WRITTEN PROBLEM
Copy out each line in the material below that has the word "Revenue".

SUPPLIED DATA
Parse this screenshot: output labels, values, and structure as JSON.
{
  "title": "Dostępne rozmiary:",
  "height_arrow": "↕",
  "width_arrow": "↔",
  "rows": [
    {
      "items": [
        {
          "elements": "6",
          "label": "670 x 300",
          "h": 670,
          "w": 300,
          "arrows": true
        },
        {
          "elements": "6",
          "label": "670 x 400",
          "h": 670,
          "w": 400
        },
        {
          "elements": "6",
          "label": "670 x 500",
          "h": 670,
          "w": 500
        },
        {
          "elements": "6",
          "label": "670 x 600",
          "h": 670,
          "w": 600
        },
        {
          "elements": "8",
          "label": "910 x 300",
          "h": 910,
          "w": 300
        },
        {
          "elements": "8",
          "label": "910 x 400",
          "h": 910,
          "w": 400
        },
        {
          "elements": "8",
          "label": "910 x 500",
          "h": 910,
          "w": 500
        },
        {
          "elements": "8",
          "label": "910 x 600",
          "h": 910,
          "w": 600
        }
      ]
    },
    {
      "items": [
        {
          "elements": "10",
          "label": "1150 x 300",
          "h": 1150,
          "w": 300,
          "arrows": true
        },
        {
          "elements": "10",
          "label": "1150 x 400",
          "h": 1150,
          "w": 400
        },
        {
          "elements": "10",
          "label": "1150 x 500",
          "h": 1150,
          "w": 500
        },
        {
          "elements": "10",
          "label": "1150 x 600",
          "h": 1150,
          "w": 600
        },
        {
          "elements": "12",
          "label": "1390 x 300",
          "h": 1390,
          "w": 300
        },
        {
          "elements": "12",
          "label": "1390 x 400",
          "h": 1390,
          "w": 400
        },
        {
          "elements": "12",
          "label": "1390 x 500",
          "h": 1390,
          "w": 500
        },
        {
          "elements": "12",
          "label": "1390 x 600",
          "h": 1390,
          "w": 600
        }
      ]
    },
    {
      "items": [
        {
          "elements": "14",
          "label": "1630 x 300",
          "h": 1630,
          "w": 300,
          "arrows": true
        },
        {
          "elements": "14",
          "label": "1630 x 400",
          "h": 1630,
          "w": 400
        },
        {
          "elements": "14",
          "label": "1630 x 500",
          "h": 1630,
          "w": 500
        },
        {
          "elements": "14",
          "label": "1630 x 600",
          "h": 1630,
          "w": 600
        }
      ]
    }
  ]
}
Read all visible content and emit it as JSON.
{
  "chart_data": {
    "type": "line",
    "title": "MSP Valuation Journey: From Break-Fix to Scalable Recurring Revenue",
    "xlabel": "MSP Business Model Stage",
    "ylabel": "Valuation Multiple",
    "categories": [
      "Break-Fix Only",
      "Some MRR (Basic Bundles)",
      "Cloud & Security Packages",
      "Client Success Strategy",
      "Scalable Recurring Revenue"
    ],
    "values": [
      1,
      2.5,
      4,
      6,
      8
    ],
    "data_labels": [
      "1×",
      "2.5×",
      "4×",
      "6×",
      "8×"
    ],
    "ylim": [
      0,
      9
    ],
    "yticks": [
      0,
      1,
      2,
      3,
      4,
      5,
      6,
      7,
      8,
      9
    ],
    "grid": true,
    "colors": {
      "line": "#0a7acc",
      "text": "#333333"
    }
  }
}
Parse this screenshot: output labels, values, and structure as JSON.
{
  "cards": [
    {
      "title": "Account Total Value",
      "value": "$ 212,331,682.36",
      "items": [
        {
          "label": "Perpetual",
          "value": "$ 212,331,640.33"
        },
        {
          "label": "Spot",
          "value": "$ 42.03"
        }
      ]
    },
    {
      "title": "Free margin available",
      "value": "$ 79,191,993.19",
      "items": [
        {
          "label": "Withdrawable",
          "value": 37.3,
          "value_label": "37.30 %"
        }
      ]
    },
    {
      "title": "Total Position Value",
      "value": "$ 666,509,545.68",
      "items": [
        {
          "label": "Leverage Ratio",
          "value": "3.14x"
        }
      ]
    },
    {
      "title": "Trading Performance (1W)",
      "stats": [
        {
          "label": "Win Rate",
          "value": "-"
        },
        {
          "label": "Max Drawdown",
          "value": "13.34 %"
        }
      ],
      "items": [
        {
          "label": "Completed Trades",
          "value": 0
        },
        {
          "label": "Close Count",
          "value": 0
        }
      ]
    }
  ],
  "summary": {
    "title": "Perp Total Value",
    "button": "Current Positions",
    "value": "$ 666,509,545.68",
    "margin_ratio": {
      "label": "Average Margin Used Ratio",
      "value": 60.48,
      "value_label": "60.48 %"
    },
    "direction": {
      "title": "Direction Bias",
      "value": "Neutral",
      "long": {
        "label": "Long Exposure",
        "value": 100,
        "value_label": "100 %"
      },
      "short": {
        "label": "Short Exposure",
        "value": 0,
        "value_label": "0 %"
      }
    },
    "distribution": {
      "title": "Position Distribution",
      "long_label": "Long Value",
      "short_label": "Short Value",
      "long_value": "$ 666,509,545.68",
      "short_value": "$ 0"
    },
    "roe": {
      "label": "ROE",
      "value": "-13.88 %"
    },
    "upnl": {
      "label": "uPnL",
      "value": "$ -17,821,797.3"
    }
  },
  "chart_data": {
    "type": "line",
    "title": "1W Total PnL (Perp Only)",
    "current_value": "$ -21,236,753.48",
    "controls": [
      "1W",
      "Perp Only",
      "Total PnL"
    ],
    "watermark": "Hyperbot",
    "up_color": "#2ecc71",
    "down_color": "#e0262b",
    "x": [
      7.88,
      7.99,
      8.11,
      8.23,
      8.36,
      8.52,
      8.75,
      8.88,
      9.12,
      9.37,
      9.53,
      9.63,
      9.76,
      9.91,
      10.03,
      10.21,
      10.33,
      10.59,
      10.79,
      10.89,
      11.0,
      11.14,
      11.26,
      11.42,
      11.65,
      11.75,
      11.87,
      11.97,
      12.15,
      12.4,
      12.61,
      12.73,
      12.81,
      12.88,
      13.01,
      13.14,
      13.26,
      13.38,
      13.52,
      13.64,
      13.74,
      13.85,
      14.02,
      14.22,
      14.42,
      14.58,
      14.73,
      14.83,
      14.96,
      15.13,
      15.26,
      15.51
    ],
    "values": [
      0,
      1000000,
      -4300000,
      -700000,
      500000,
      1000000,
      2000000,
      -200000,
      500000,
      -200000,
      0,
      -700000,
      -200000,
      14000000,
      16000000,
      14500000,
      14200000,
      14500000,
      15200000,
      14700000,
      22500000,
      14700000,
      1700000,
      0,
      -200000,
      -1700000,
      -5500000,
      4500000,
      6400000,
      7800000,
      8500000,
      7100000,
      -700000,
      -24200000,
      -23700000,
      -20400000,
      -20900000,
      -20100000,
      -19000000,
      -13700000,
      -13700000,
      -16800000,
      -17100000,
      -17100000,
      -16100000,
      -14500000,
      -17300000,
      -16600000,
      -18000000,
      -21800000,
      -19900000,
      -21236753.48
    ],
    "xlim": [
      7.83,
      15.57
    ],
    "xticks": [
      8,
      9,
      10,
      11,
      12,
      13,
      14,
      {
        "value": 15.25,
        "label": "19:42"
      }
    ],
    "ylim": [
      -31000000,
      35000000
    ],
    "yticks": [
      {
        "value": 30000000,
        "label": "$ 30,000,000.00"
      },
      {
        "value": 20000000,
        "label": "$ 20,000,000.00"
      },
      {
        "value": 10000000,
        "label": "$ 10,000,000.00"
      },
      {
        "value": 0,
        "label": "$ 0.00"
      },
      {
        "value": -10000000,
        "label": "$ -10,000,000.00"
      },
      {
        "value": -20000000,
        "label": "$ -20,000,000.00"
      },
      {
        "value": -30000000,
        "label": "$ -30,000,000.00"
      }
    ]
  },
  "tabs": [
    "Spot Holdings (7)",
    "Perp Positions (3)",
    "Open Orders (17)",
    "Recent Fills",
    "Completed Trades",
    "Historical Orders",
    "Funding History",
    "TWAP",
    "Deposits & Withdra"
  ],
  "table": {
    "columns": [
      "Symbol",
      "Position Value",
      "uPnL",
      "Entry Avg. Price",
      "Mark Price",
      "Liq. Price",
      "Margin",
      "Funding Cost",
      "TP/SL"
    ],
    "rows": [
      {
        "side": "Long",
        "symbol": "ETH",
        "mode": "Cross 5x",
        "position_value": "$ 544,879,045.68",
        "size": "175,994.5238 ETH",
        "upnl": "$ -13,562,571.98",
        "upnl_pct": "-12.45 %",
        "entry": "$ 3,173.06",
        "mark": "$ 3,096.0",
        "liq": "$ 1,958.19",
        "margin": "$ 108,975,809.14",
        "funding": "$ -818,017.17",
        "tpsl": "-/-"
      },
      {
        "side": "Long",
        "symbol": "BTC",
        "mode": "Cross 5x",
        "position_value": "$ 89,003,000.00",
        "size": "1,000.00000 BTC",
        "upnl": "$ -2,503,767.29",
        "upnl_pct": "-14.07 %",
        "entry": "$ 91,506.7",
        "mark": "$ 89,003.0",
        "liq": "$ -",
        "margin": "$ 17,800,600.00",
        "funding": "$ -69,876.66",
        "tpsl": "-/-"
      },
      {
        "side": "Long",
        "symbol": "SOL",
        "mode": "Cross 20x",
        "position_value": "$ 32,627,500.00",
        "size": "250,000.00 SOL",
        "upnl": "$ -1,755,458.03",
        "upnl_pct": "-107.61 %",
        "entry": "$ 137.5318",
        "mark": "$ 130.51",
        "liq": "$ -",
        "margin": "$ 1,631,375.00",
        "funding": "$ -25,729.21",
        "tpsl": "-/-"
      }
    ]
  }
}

RESPONSE
    "title": "MSP Valuation Journey: From Break-Fix to Scalable Recurring Revenue",
      "Scalable Recurring Revenue"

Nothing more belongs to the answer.